Print the entries below word for word; the pictures stay out of your copy.

== ENTRIES

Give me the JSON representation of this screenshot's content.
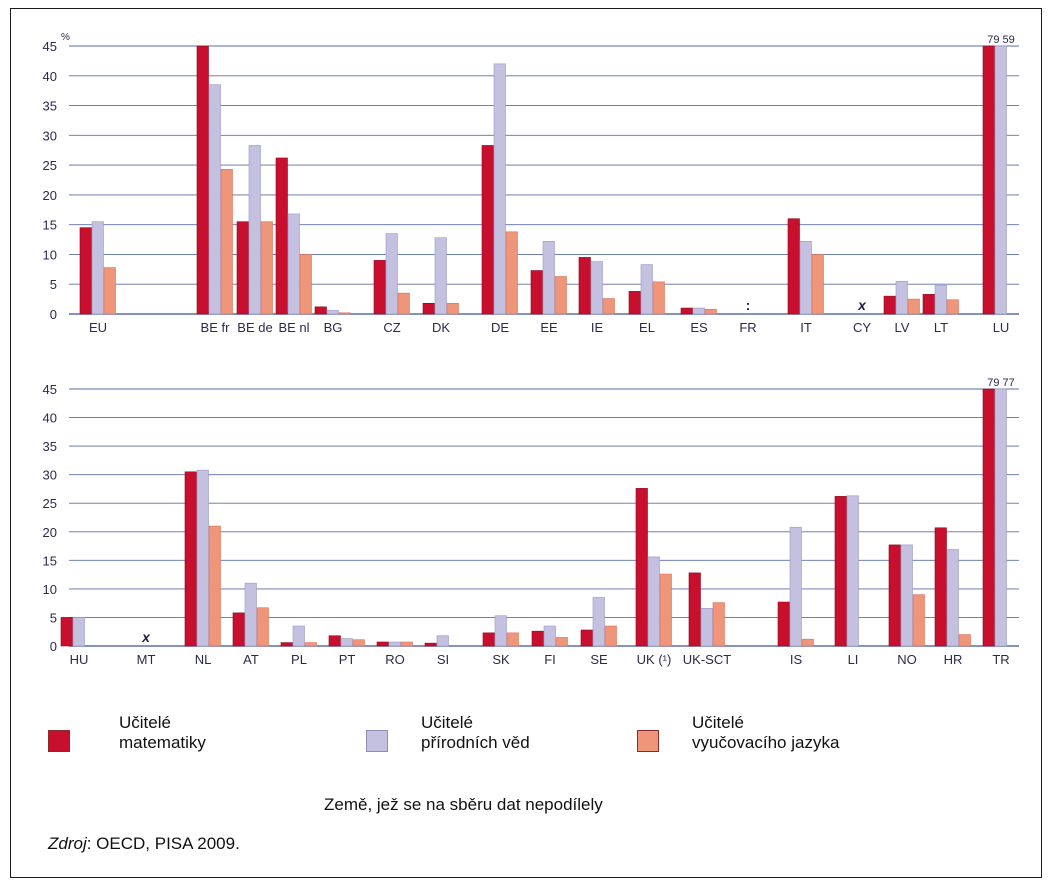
{
  "chart_data": [
    {
      "type": "bar",
      "panel": "top",
      "unit_label": "%",
      "ylim": [
        0,
        45
      ],
      "yticks": [
        0,
        5,
        10,
        15,
        20,
        25,
        30,
        35,
        40,
        45
      ],
      "grid": true,
      "categories": [
        "EU",
        "BE fr",
        "BE de",
        "BE nl",
        "BG",
        "CZ",
        "DK",
        "DE",
        "EE",
        "IE",
        "EL",
        "ES",
        "FR",
        "IT",
        "CY",
        "LV",
        "LT",
        "LU"
      ],
      "series": [
        {
          "name": "Učitelé matematiky",
          "values": [
            14.5,
            45.5,
            15.5,
            26.2,
            1.2,
            9.0,
            1.8,
            28.3,
            7.3,
            9.5,
            3.8,
            1.0,
            null,
            16.0,
            null,
            3.0,
            3.3,
            45
          ]
        },
        {
          "name": "Učitelé přírodních věd",
          "values": [
            15.5,
            38.5,
            28.3,
            16.8,
            0.6,
            13.5,
            12.8,
            42.0,
            12.2,
            8.8,
            8.3,
            1.0,
            null,
            12.2,
            null,
            5.5,
            4.8,
            45
          ]
        },
        {
          "name": "Učitelé vyučovacího jazyka",
          "values": [
            7.8,
            24.3,
            15.5,
            10.0,
            0.2,
            3.5,
            1.8,
            13.8,
            6.3,
            2.6,
            5.4,
            0.8,
            null,
            10.0,
            null,
            2.5,
            2.4,
            null
          ]
        }
      ],
      "markers": [
        {
          "category": "FR",
          "symbol": ":"
        },
        {
          "category": "CY",
          "symbol": "x"
        }
      ],
      "overflow_labels": [
        {
          "category": "LU",
          "text": "79 59"
        }
      ]
    },
    {
      "type": "bar",
      "panel": "bottom",
      "ylim": [
        0,
        45
      ],
      "yticks": [
        0,
        5,
        10,
        15,
        20,
        25,
        30,
        35,
        40,
        45
      ],
      "grid": true,
      "categories": [
        "HU",
        "MT",
        "NL",
        "AT",
        "PL",
        "PT",
        "RO",
        "SI",
        "SK",
        "FI",
        "SE",
        "UK (¹)",
        "UK-SCT",
        "IS",
        "LI",
        "NO",
        "HR",
        "TR"
      ],
      "series": [
        {
          "name": "Učitelé matematiky",
          "values": [
            5.0,
            null,
            30.5,
            5.8,
            0.6,
            1.8,
            0.7,
            0.5,
            2.3,
            2.6,
            2.8,
            27.6,
            12.8,
            7.7,
            26.2,
            17.7,
            20.7,
            45
          ]
        },
        {
          "name": "Učitelé přírodních věd",
          "values": [
            5.0,
            null,
            30.8,
            11.0,
            3.5,
            1.3,
            0.7,
            1.8,
            5.3,
            3.5,
            8.5,
            15.6,
            6.6,
            20.8,
            26.3,
            17.7,
            16.9,
            45
          ]
        },
        {
          "name": "Učitelé vyučovacího jazyka",
          "values": [
            null,
            null,
            21.0,
            6.7,
            0.6,
            1.1,
            0.7,
            null,
            2.3,
            1.5,
            3.5,
            12.6,
            7.6,
            1.2,
            null,
            9.0,
            2.0,
            null
          ]
        }
      ],
      "markers": [
        {
          "category": "MT",
          "symbol": "x"
        }
      ],
      "overflow_labels": [
        {
          "category": "TR",
          "text": "79 77"
        }
      ]
    }
  ],
  "legend": {
    "items": [
      {
        "line1": "Učitelé",
        "line2": "matematiky",
        "color": "#c8102e"
      },
      {
        "line1": "Učitelé",
        "line2": "přírodních věd",
        "color": "#c3c0e0"
      },
      {
        "line1": "Učitelé",
        "line2": "vyučovacího jazyka",
        "color": "#ef957a"
      }
    ],
    "note": "Země, jež se na sběru dat nepodílely",
    "source_label": "Zdroj",
    "source_text": ": OECD, PISA 2009."
  },
  "colors": {
    "grid": "#5a6ea8",
    "axis_text": "#2a2a4a"
  }
}
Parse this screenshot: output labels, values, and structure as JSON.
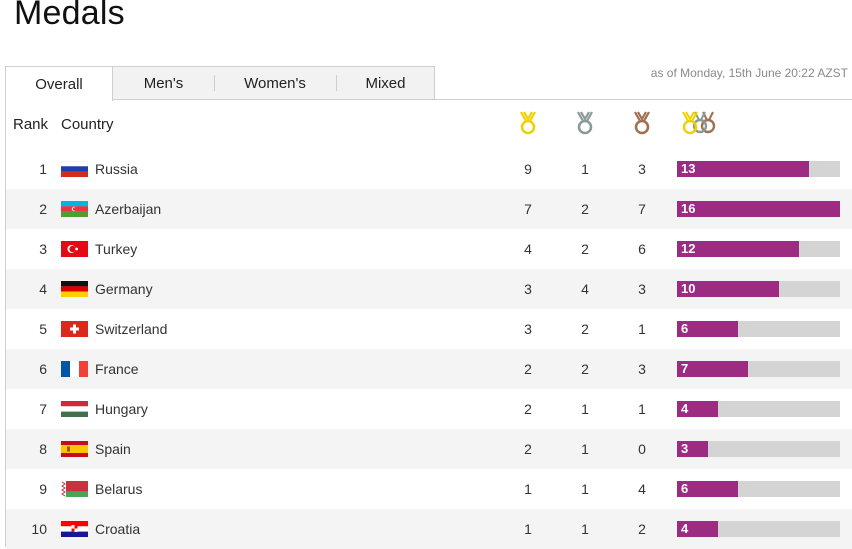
{
  "page": {
    "title": "Medals"
  },
  "tabs": [
    "Overall",
    "Men's",
    "Women's",
    "Mixed"
  ],
  "active_tab": "Overall",
  "as_of": "as of Monday, 15th June 20:22 AZST",
  "table": {
    "headers": {
      "rank": "Rank",
      "country": "Country"
    },
    "medal_icons": [
      "gold-medal-icon",
      "silver-medal-icon",
      "bronze-medal-icon",
      "total-medals-icon"
    ],
    "max_total": 16,
    "rows": [
      {
        "rank": "1",
        "country": "Russia",
        "flag": "russia-flag-icon",
        "gold": "9",
        "silver": "1",
        "bronze": "3",
        "total": "13"
      },
      {
        "rank": "2",
        "country": "Azerbaijan",
        "flag": "azerbaijan-flag-icon",
        "gold": "7",
        "silver": "2",
        "bronze": "7",
        "total": "16"
      },
      {
        "rank": "3",
        "country": "Turkey",
        "flag": "turkey-flag-icon",
        "gold": "4",
        "silver": "2",
        "bronze": "6",
        "total": "12"
      },
      {
        "rank": "4",
        "country": "Germany",
        "flag": "germany-flag-icon",
        "gold": "3",
        "silver": "4",
        "bronze": "3",
        "total": "10"
      },
      {
        "rank": "5",
        "country": "Switzerland",
        "flag": "switzerland-flag-icon",
        "gold": "3",
        "silver": "2",
        "bronze": "1",
        "total": "6"
      },
      {
        "rank": "6",
        "country": "France",
        "flag": "france-flag-icon",
        "gold": "2",
        "silver": "2",
        "bronze": "3",
        "total": "7"
      },
      {
        "rank": "7",
        "country": "Hungary",
        "flag": "hungary-flag-icon",
        "gold": "2",
        "silver": "1",
        "bronze": "1",
        "total": "4"
      },
      {
        "rank": "8",
        "country": "Spain",
        "flag": "spain-flag-icon",
        "gold": "2",
        "silver": "1",
        "bronze": "0",
        "total": "3"
      },
      {
        "rank": "9",
        "country": "Belarus",
        "flag": "belarus-flag-icon",
        "gold": "1",
        "silver": "1",
        "bronze": "4",
        "total": "6"
      },
      {
        "rank": "10",
        "country": "Croatia",
        "flag": "croatia-flag-icon",
        "gold": "1",
        "silver": "1",
        "bronze": "2",
        "total": "4"
      }
    ]
  },
  "colors": {
    "bar_fill": "#9b2c82",
    "bar_track": "#d4d4d4",
    "gold": "#f0d000",
    "silver": "#8a9a9a",
    "bronze": "#a07050"
  }
}
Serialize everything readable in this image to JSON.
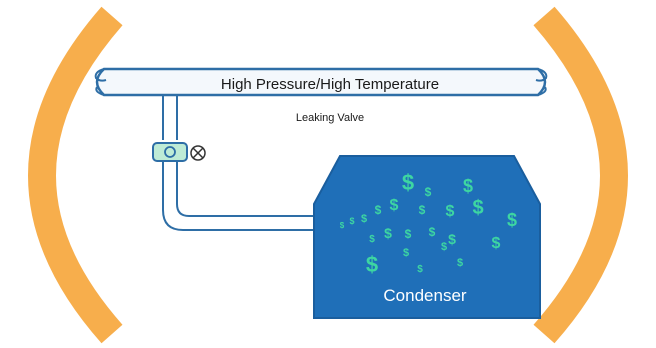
{
  "diagram": {
    "pipe_label": "High Pressure/High Temperature",
    "valve_label": "Leaking Valve",
    "condenser_label": "Condenser",
    "money_symbol": "$"
  },
  "colors": {
    "bracket": "#F7AE4C",
    "pipe_outline": "#2E6EA6",
    "pipe_fill": "#F4F8FC",
    "condenser_fill": "#1F6FB8",
    "condenser_stroke": "#1A5E9E",
    "dollar": "#3DD6A2",
    "valve_fill": "#BEEBD6"
  },
  "icons": {
    "left_bracket": "orange-left-paren",
    "right_bracket": "orange-right-paren",
    "valve": "valve-icon",
    "leak_marker": "circled-x-icon"
  }
}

====

(SOLUTION TO THIS TASK):
Give me the JSON representation of this screenshot's content.
{
  "chart_data": [
    {
      "type": "bar",
      "panel": "top",
      "unit_label": "%",
      "ylim": [
        0,
        45
      ],
      "yticks": [
        0,
        5,
        10,
        15,
        20,
        25,
        30,
        35,
        40,
        45
      ],
      "grid": true,
      "categories": [
        "EU",
        "BE fr",
        "BE de",
        "BE nl",
        "BG",
        "CZ",
        "DK",
        "DE",
        "EE",
        "IE",
        "EL",
        "ES",
        "FR",
        "IT",
        "CY",
        "LV",
        "LT",
        "LU"
      ],
      "series": [
        {
          "name": "Učitelé matematiky",
          "values": [
            14.5,
            45.5,
            15.5,
            26.2,
            1.2,
            9.0,
            1.8,
            28.3,
            7.3,
            9.5,
            3.8,
            1.0,
            null,
            16.0,
            null,
            3.0,
            3.3,
            45
          ]
        },
        {
          "name": "Učitelé přírodních věd",
          "values": [
            15.5,
            38.5,
            28.3,
            16.8,
            0.6,
            13.5,
            12.8,
            42.0,
            12.2,
            8.8,
            8.3,
            1.0,
            null,
            12.2,
            null,
            5.5,
            4.8,
            45
          ]
        },
        {
          "name": "Učitelé vyučovacího jazyka",
          "values": [
            7.8,
            24.3,
            15.5,
            10.0,
            0.2,
            3.5,
            1.8,
            13.8,
            6.3,
            2.6,
            5.4,
            0.8,
            null,
            10.0,
            null,
            2.5,
            2.4,
            null
          ]
        }
      ],
      "markers": [
        {
          "category": "FR",
          "symbol": ":"
        },
        {
          "category": "CY",
          "symbol": "x"
        }
      ],
      "overflow_labels": [
        {
          "category": "LU",
          "text": "79 59"
        }
      ]
    },
    {
      "type": "bar",
      "panel": "bottom",
      "ylim": [
        0,
        45
      ],
      "yticks": [
        0,
        5,
        10,
        15,
        20,
        25,
        30,
        35,
        40,
        45
      ],
      "grid": true,
      "categories": [
        "HU",
        "MT",
        "NL",
        "AT",
        "PL",
        "PT",
        "RO",
        "SI",
        "SK",
        "FI",
        "SE",
        "UK (¹)",
        "UK-SCT",
        "IS",
        "LI",
        "NO",
        "HR",
        "TR"
      ],
      "series": [
        {
          "name": "Učitelé matematiky",
          "values": [
            5.0,
            null,
            30.5,
            5.8,
            0.6,
            1.8,
            0.7,
            0.5,
            2.3,
            2.6,
            2.8,
            27.6,
            12.8,
            7.7,
            26.2,
            17.7,
            20.7,
            45
          ]
        },
        {
          "name": "Učitelé přírodních věd",
          "values": [
            5.0,
            null,
            30.8,
            11.0,
            3.5,
            1.3,
            0.7,
            1.8,
            5.3,
            3.5,
            8.5,
            15.6,
            6.6,
            20.8,
            26.3,
            17.7,
            16.9,
            45
          ]
        },
        {
          "name": "Učitelé vyučovacího jazyka",
          "values": [
            null,
            null,
            21.0,
            6.7,
            0.6,
            1.1,
            0.7,
            null,
            2.3,
            1.5,
            3.5,
            12.6,
            7.6,
            1.2,
            null,
            9.0,
            2.0,
            null
          ]
        }
      ],
      "markers": [
        {
          "category": "MT",
          "symbol": "x"
        }
      ],
      "overflow_labels": [
        {
          "category": "TR",
          "text": "79 77"
        }
      ]
    }
  ],
  "legend": {
    "items": [
      {
        "line1": "Učitelé",
        "line2": "matematiky",
        "color": "#c8102e"
      },
      {
        "line1": "Učitelé",
        "line2": "přírodních věd",
        "color": "#c3c0e0"
      },
      {
        "line1": "Učitelé",
        "line2": "vyučovacího jazyka",
        "color": "#ef957a"
      }
    ],
    "note": "Země, jež se na sběru dat nepodílely",
    "source_label": "Zdroj",
    "source_text": ": OECD, PISA 2009."
  },
  "colors": {
    "grid": "#5a6ea8",
    "axis_text": "#2a2a4a"
  }
}
Parse this screenshot: output labels, values, and structure as JSON.
{
  "page": {
    "title": "Medals"
  },
  "tabs": [
    "Overall",
    "Men's",
    "Women's",
    "Mixed"
  ],
  "active_tab": "Overall",
  "as_of": "as of Monday, 15th June 20:22 AZST",
  "table": {
    "headers": {
      "rank": "Rank",
      "country": "Country"
    },
    "medal_icons": [
      "gold-medal-icon",
      "silver-medal-icon",
      "bronze-medal-icon",
      "total-medals-icon"
    ],
    "max_total": 16,
    "rows": [
      {
        "rank": "1",
        "country": "Russia",
        "flag": "russia-flag-icon",
        "gold": "9",
        "silver": "1",
        "bronze": "3",
        "total": "13"
      },
      {
        "rank": "2",
        "country": "Azerbaijan",
        "flag": "azerbaijan-flag-icon",
        "gold": "7",
        "silver": "2",
        "bronze": "7",
        "total": "16"
      },
      {
        "rank": "3",
        "country": "Turkey",
        "flag": "turkey-flag-icon",
        "gold": "4",
        "silver": "2",
        "bronze": "6",
        "total": "12"
      },
      {
        "rank": "4",
        "country": "Germany",
        "flag": "germany-flag-icon",
        "gold": "3",
        "silver": "4",
        "bronze": "3",
        "total": "10"
      },
      {
        "rank": "5",
        "country": "Switzerland",
        "flag": "switzerland-flag-icon",
        "gold": "3",
        "silver": "2",
        "bronze": "1",
        "total": "6"
      },
      {
        "rank": "6",
        "country": "France",
        "flag": "france-flag-icon",
        "gold": "2",
        "silver": "2",
        "bronze": "3",
        "total": "7"
      },
      {
        "rank": "7",
        "country": "Hungary",
        "flag": "hungary-flag-icon",
        "gold": "2",
        "silver": "1",
        "bronze": "1",
        "total": "4"
      },
      {
        "rank": "8",
        "country": "Spain",
        "flag": "spain-flag-icon",
        "gold": "2",
        "silver": "1",
        "bronze": "0",
        "total": "3"
      },
      {
        "rank": "9",
        "country": "Belarus",
        "flag": "belarus-flag-icon",
        "gold": "1",
        "silver": "1",
        "bronze": "4",
        "total": "6"
      },
      {
        "rank": "10",
        "country": "Croatia",
        "flag": "croatia-flag-icon",
        "gold": "1",
        "silver": "1",
        "bronze": "2",
        "total": "4"
      }
    ]
  },
  "colors": {
    "bar_fill": "#9b2c82",
    "bar_track": "#d4d4d4",
    "gold": "#f0d000",
    "silver": "#8a9a9a",
    "bronze": "#a07050"
  }
}
Serialize everything readable in this image to JSON.
{
  "diagram": {
    "pipe_label": "High Pressure/High Temperature",
    "valve_label": "Leaking Valve",
    "condenser_label": "Condenser",
    "money_symbol": "$"
  },
  "colors": {
    "bracket": "#F7AE4C",
    "pipe_outline": "#2E6EA6",
    "pipe_fill": "#F4F8FC",
    "condenser_fill": "#1F6FB8",
    "condenser_stroke": "#1A5E9E",
    "dollar": "#3DD6A2",
    "valve_fill": "#BEEBD6"
  },
  "icons": {
    "left_bracket": "orange-left-paren",
    "right_bracket": "orange-right-paren",
    "valve": "valve-icon",
    "leak_marker": "circled-x-icon"
  }
}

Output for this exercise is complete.